#Encoder-Decoder with LSTM for English-to-Hindi translation

#🔧 Requirements
Install required packages:


In [1]:
!pip install tensorflow numpy pandas




#📦 Step 1: Load a Dataset (Toy English-Hindi Pairs)
We'll use a small custom dataset for simplicity:

In [2]:
# Sample English-Hindi translation pairs
data = [
    ["hello", "नमस्ते"],
    ["how are you", "आप कैसे हैं"],
    ["i am fine", "मैं ठीक हूँ"],
    ["what is your name", "आपका नाम क्या है"],
    ["my name is john", "मेरा नाम जॉन है"],
    ["thank you", "धन्यवाद"],
    ["good morning", "सुप्रभात"],
    ["good night", "शुभ रात्रि"]
]


#🧼 Step 2: Preprocessing

In [3]:
import numpy as np
import tensorflow as tf
from tensorflow.keras.preprocessing.text import Tokenizer
from tensorflow.keras.preprocessing.sequence import pad_sequences

# ---------------- Split English and Hindi sentences ----------------
# Assuming 'data' is a list of tuples: [(eng1, hin1), (eng2, hin2), ...]
eng_texts, hin_texts = zip(*data)

# ---------------- Add Start and End Tokens ----------------
# Add <sos> (start of sentence) at beginning of Hindi input
hin_texts_input = ['<sos> ' + text for text in hin_texts]

# Add <eos> (end of sentence) at end of Hindi output
hin_texts_output = [text + ' <eos>' for text in hin_texts]

# ---------------- Tokenization ----------------
# Tokenizer for English
eng_tokenizer = Tokenizer()  # Default filters will remove punctuation etc.

— Brief 1 —
From the encoder-decoder tutorial, copy the passage from "#Encoder-Decoder with LSTM" to "(Toy English-Hindi Pairs)".
— Brief 2 —
Which three packages does the encoder-decoder tutorial install with pip?

— Data rows —

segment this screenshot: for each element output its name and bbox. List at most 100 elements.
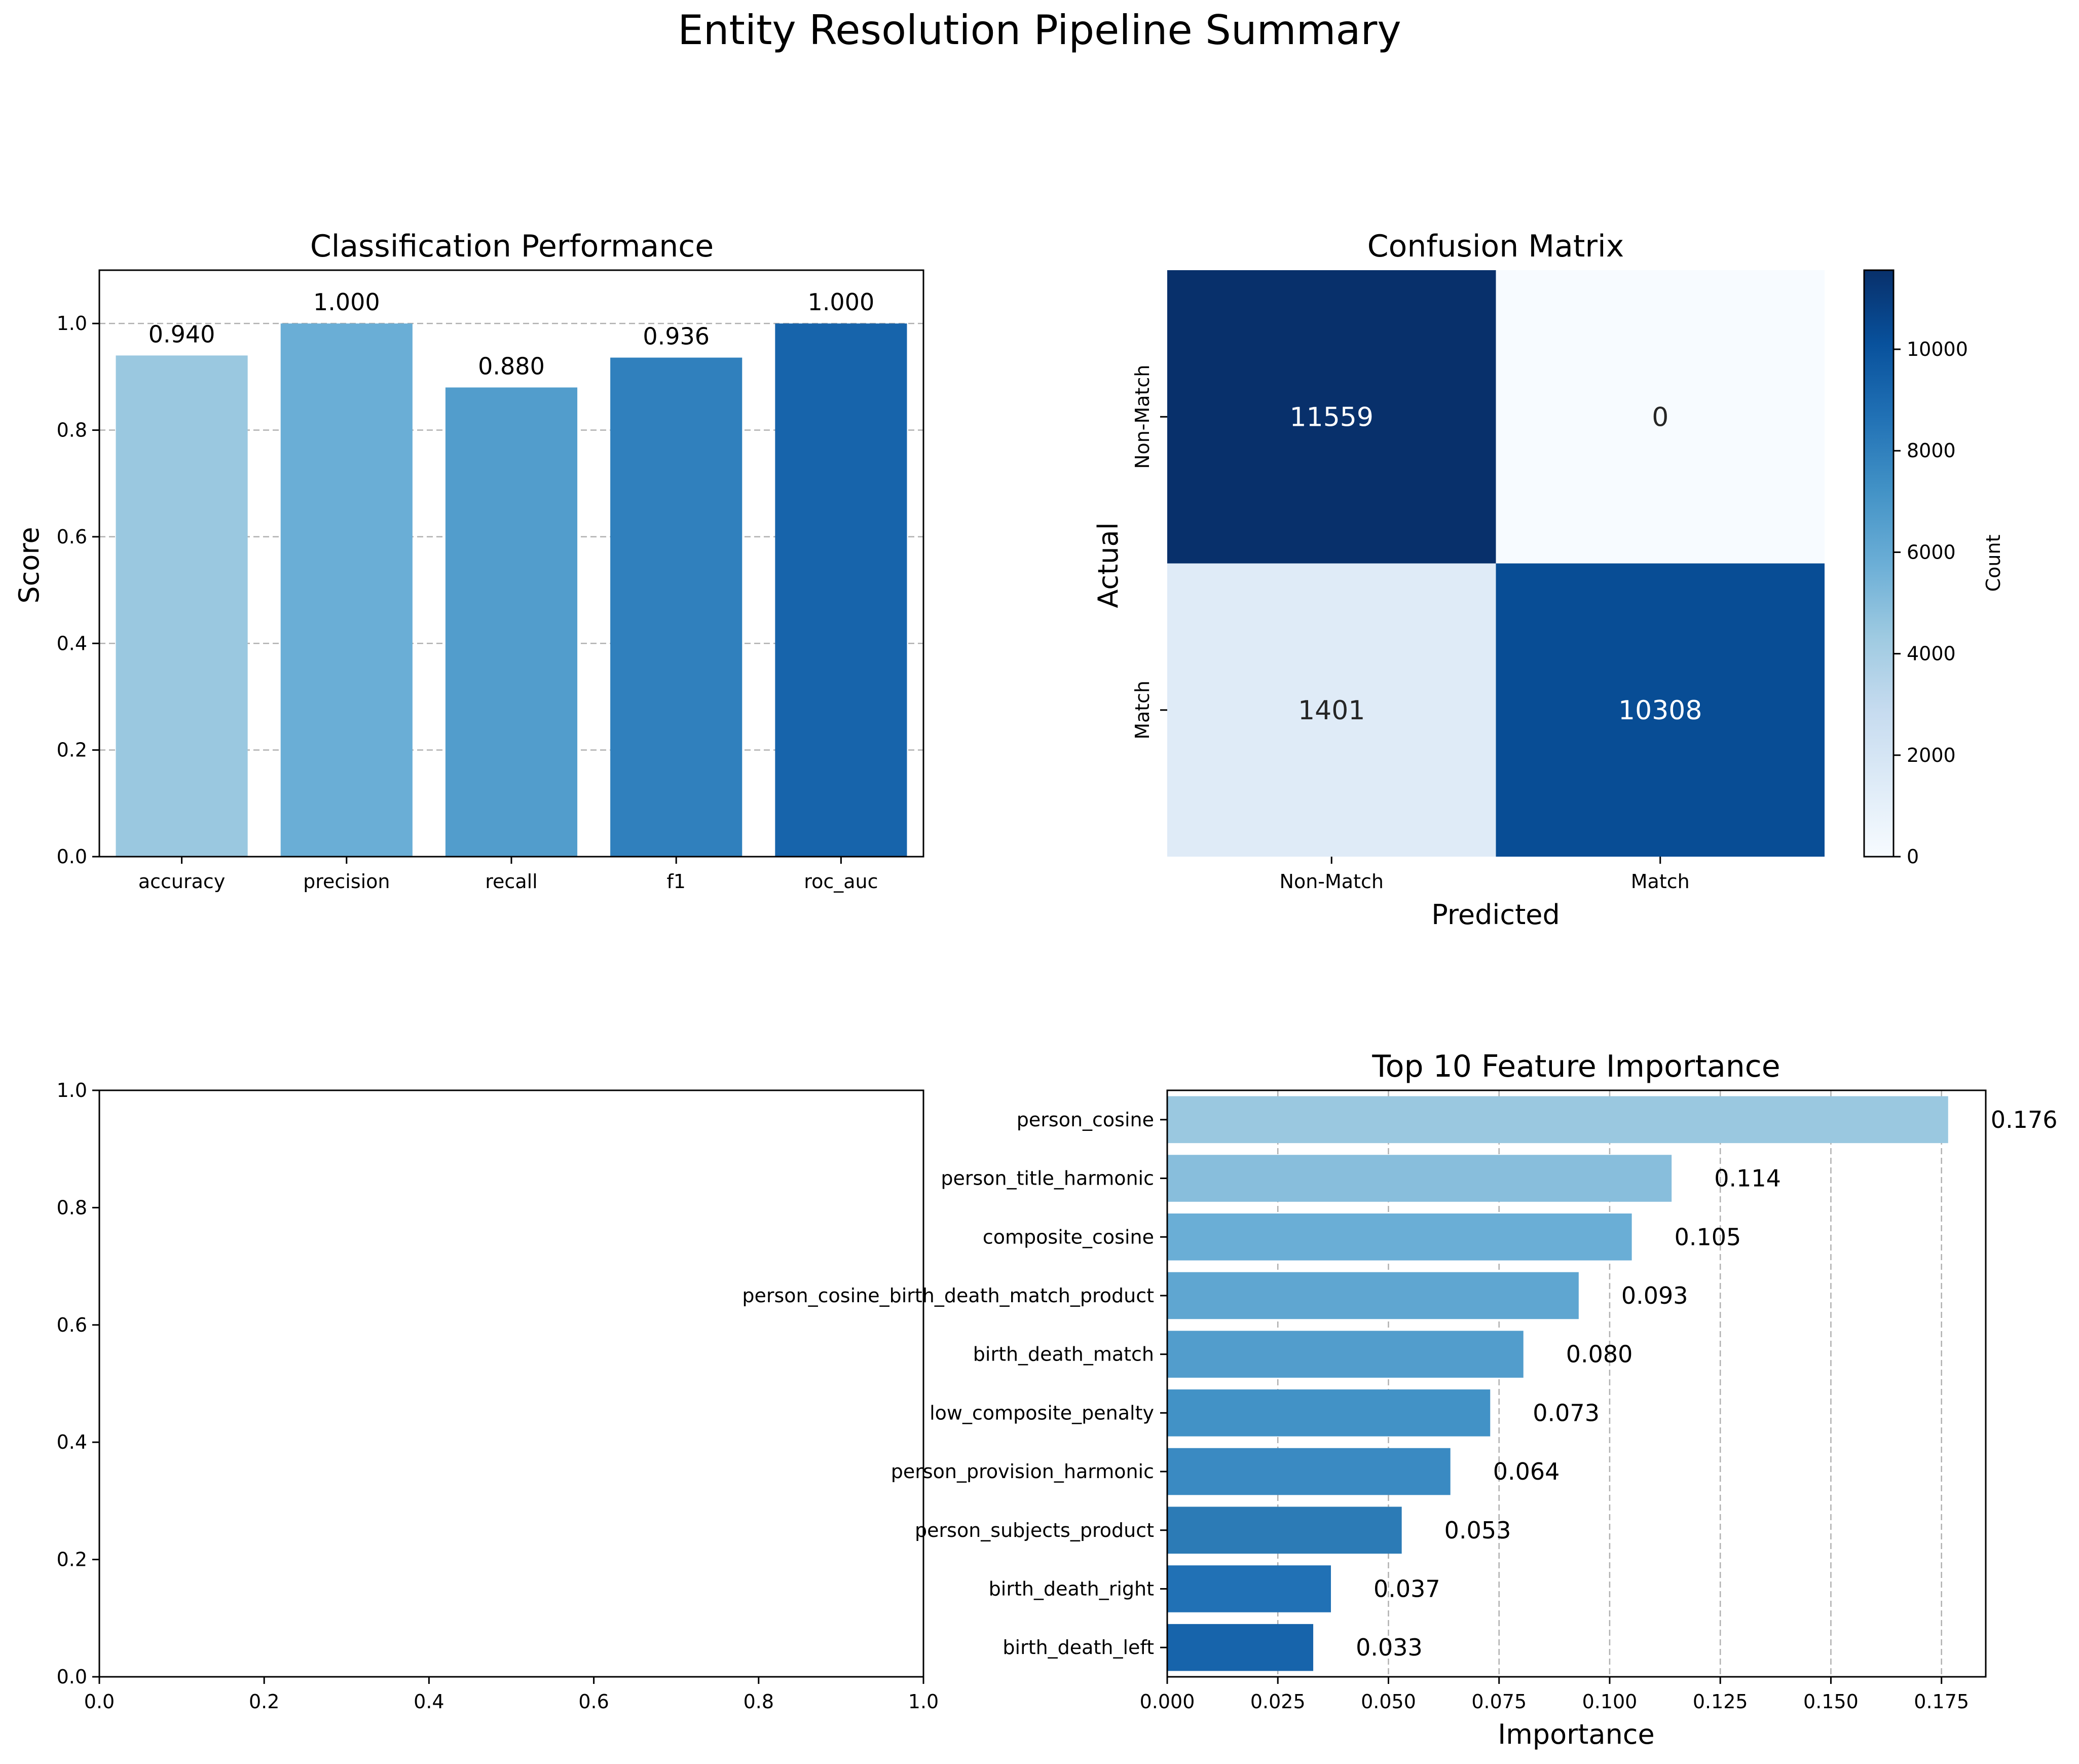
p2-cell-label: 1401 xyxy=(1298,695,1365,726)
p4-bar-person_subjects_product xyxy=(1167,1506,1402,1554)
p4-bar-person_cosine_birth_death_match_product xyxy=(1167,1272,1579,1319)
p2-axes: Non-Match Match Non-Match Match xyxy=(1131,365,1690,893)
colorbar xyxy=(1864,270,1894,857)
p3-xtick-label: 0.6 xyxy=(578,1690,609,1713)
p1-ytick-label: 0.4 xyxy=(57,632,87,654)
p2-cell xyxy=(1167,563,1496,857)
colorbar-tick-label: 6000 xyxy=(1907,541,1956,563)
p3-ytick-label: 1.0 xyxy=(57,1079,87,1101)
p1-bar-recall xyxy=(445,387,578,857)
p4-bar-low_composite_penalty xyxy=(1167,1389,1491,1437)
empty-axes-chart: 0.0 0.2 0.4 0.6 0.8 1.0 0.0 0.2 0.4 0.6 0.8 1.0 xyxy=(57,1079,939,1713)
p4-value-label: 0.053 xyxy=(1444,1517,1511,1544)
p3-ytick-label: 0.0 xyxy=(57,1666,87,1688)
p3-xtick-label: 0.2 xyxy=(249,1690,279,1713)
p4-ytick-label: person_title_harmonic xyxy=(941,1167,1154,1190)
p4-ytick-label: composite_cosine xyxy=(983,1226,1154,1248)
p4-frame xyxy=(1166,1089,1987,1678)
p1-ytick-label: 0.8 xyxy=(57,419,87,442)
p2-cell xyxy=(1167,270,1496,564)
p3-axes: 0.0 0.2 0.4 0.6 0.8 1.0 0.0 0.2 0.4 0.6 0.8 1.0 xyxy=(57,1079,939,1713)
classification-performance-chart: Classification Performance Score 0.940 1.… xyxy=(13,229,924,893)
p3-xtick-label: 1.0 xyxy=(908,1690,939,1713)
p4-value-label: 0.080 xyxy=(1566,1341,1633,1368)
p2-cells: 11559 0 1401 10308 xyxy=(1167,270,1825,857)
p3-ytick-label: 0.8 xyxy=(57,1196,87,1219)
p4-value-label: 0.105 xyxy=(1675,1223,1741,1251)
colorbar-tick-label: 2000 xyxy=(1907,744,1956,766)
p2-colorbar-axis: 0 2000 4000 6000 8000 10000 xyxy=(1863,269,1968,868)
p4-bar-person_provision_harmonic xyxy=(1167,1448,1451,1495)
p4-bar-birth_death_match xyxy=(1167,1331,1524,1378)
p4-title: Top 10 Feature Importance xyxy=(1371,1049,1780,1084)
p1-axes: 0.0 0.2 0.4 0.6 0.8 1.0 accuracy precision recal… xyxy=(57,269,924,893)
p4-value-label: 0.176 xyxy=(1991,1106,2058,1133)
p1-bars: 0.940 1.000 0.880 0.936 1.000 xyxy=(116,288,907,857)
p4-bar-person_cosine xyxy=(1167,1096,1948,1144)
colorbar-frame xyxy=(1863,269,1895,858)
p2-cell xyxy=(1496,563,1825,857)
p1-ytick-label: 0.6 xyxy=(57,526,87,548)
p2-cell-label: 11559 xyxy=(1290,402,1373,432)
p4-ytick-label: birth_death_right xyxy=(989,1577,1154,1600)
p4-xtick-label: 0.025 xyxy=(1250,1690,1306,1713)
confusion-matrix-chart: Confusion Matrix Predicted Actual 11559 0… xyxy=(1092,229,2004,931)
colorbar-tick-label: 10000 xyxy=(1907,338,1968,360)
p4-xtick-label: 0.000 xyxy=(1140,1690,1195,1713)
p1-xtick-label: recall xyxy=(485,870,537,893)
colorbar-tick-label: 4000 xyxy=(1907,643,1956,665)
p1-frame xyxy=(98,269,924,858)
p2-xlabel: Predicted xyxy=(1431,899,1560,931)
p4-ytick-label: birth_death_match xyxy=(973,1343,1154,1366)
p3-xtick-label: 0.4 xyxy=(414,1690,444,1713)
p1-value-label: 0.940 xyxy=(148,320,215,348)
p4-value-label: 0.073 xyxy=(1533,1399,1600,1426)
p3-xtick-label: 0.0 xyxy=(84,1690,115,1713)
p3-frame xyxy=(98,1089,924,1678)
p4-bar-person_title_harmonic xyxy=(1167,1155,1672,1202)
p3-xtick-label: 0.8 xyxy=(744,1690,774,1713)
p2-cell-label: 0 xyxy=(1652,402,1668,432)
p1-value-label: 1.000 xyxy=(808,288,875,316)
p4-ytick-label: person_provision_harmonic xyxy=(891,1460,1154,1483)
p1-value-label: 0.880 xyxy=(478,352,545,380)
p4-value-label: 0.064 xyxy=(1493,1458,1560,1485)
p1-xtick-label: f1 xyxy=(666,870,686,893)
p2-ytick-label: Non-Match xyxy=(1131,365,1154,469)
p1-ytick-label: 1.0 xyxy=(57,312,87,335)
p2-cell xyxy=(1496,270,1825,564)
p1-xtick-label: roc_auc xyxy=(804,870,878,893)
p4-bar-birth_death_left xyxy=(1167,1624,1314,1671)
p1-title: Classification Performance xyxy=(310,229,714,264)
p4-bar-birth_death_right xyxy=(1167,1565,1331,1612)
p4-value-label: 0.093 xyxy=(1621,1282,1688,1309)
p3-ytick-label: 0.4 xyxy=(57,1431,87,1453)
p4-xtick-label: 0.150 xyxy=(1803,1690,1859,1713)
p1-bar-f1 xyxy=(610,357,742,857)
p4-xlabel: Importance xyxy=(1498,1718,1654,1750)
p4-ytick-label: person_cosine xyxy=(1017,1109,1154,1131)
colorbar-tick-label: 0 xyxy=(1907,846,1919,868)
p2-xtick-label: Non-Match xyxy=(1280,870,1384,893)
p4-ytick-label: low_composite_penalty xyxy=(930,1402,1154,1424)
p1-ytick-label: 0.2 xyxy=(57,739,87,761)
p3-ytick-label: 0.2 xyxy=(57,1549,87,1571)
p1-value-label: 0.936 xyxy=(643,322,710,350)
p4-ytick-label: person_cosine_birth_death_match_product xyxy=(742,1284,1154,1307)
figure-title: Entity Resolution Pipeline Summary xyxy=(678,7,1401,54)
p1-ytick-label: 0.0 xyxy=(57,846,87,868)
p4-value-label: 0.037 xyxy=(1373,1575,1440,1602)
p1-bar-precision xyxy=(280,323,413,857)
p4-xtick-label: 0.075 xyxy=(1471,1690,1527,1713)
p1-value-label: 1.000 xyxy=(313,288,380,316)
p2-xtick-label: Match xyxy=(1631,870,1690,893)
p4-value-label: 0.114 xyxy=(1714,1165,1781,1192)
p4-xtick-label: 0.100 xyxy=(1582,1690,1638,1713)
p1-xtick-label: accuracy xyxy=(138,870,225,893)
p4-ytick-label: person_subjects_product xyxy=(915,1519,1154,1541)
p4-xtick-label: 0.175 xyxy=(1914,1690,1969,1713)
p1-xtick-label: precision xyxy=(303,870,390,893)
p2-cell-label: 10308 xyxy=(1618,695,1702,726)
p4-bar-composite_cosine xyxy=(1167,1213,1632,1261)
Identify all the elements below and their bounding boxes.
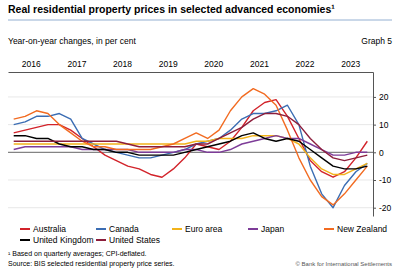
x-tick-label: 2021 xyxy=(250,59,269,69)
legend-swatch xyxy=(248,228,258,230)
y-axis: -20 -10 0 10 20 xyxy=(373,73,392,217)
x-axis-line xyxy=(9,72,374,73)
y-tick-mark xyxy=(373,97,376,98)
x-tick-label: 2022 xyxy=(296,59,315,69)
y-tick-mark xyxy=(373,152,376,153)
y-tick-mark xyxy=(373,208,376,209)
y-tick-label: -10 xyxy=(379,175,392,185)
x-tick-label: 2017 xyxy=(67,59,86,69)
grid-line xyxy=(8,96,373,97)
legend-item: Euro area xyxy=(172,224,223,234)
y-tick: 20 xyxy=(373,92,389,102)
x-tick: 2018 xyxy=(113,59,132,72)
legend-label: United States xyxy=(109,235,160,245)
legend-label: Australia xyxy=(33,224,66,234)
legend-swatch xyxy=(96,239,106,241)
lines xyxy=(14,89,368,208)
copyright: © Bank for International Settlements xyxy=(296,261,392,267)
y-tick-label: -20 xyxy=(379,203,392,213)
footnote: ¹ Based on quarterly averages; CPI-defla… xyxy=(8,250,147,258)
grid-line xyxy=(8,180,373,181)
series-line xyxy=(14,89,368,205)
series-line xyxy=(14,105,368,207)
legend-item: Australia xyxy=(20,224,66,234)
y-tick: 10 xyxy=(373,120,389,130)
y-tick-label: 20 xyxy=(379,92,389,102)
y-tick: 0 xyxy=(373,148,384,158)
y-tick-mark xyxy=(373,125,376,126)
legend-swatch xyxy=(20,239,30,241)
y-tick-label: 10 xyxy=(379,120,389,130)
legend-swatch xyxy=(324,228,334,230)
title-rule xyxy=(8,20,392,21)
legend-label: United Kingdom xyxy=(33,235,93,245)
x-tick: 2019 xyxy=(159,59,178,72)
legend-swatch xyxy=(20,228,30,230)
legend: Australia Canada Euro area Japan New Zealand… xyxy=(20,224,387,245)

— Exercise output 1 —
#Encoder-Decoder with LSTM for English-to-Hindi translation

#🔧 Requirements
Install required packages:


In [1]:
!pip install tensorflow numpy pandas




#📦 Step 1: Load a Dataset (Toy English-Hindi Pairs)

— Exercise output 2 —
tensorflow, numpy, and pandas